* _GOAL OF THE EXERCISE_
The records that follow must be reproduced in full, exactly as written.

━━━ INPUT FOR THIS TASK

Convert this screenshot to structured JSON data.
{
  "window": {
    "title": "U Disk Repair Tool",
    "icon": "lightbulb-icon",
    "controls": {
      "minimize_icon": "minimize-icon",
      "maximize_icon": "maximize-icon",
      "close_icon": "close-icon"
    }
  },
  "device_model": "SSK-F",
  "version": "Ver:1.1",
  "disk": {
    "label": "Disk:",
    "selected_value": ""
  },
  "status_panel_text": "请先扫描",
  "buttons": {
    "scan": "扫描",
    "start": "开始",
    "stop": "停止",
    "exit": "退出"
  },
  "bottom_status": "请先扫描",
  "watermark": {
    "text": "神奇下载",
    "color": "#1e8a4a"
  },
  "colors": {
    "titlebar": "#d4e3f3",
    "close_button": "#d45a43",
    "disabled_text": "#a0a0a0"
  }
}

━━━━━━

* _FINAL RESULT_
Convert this screenshot to structured JSON data.
{
  "window": {
    "title": "U Disk Repair Tool",
    "icon": "lightbulb-icon",
    "controls": {
      "minimize_icon": "minimize-icon",
      "maximize_icon": "maximize-icon",
      "close_icon": "close-icon"
    }
  },
  "device_model": "SSK-F",
  "version": "Ver:1.1",
  "disk": {
    "label": "Disk:",
    "selected_value": ""
  },
  "status_panel_text": "请先扫描",
  "buttons": {
    "scan": "扫描",
    "start": "开始",
    "stop": "停止",
    "exit": "退出"
  },
  "bottom_status": "请先扫描",
  "watermark": {
    "text": "神奇下载",
    "color": "#1e8a4a"
  },
  "colors": {
    "titlebar": "#d4e3f3",
    "close_button": "#d45a43",
    "disabled_text": "#a0a0a0"
  }
}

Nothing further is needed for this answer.